===== SUPPLIED DATA =====

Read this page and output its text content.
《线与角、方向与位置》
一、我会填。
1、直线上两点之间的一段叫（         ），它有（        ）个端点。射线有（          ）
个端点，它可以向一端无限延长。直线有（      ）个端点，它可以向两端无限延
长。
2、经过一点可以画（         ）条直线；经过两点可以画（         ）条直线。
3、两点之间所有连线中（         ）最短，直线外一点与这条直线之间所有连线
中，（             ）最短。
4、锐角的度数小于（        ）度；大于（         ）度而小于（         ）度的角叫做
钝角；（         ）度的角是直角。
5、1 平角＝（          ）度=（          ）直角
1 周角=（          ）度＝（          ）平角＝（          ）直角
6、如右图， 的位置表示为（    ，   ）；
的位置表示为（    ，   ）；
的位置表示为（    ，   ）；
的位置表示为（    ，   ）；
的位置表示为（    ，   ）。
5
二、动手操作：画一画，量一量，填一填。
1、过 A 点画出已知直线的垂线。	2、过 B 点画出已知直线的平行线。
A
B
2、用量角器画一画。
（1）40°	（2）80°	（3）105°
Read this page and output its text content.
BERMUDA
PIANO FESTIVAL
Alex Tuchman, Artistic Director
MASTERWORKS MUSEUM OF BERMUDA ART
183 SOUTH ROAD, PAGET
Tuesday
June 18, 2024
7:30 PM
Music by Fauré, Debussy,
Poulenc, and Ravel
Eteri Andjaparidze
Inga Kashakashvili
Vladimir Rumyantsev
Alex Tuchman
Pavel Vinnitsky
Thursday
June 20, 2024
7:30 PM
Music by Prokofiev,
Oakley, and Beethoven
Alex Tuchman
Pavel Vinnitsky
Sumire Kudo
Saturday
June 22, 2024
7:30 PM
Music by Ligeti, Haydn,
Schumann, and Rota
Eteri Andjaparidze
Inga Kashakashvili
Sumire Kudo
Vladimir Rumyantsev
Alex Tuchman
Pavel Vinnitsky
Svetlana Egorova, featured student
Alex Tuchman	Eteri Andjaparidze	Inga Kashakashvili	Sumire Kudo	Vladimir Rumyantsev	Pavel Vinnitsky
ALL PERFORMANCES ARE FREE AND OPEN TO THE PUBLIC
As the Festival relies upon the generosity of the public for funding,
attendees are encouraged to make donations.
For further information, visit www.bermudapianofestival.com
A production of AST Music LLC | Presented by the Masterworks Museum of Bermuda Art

=====

THE REQUEST: Retype all the material above precisely, with no line left out.

RIGHT ANSWER:
Read this page and output its text content.
《线与角、方向与位置》
一、我会填。
1、直线上两点之间的一段叫（         ），它有（        ）个端点。射线有（          ）
个端点，它可以向一端无限延长。直线有（      ）个端点，它可以向两端无限延
长。
2、经过一点可以画（         ）条直线；经过两点可以画（         ）条直线。
3、两点之间所有连线中（         ）最短，直线外一点与这条直线之间所有连线
中，（             ）最短。
4、锐角的度数小于（        ）度；大于（         ）度而小于（         ）度的角叫做
钝角；（         ）度的角是直角。
5、1 平角＝（          ）度=（          ）直角
1 周角=（          ）度＝（          ）平角＝（          ）直角
6、如右图， 的位置表示为（    ，   ）；
的位置表示为（    ，   ）；
的位置表示为（    ，   ）；
的位置表示为（    ，   ）；
的位置表示为（    ，   ）。
5
二、动手操作：画一画，量一量，填一填。
1、过 A 点画出已知直线的垂线。	2、过 B 点画出已知直线的平行线。
A
B
2、用量角器画一画。
（1）40°	（2）80°	（3）105°
Read this page and output its text content.
BERMUDA
PIANO FESTIVAL
Alex Tuchman, Artistic Director
MASTERWORKS MUSEUM OF BERMUDA ART
183 SOUTH ROAD, PAGET
Tuesday
June 18, 2024
7:30 PM
Music by Fauré, Debussy,
Poulenc, and Ravel
Eteri Andjaparidze
Inga Kashakashvili
Vladimir Rumyantsev
Alex Tuchman
Pavel Vinnitsky
Thursday
June 20, 2024
7:30 PM
Music by Prokofiev,
Oakley, and Beethoven
Alex Tuchman
Pavel Vinnitsky
Sumire Kudo
Saturday
June 22, 2024
7:30 PM
Music by Ligeti, Haydn,
Schumann, and Rota
Eteri Andjaparidze
Inga Kashakashvili
Sumire Kudo
Vladimir Rumyantsev
Alex Tuchman
Pavel Vinnitsky
Svetlana Egorova, featured student
Alex Tuchman	Eteri Andjaparidze	Inga Kashakashvili	Sumire Kudo	Vladimir Rumyantsev	Pavel Vinnitsky
ALL PERFORMANCES ARE FREE AND OPEN TO THE PUBLIC
As the Festival relies upon the generosity of the public for funding,
attendees are encouraged to make donations.
For further information, visit www.bermudapianofestival.com
A production of AST Music LLC | Presented by the Masterworks Museum of Bermuda Art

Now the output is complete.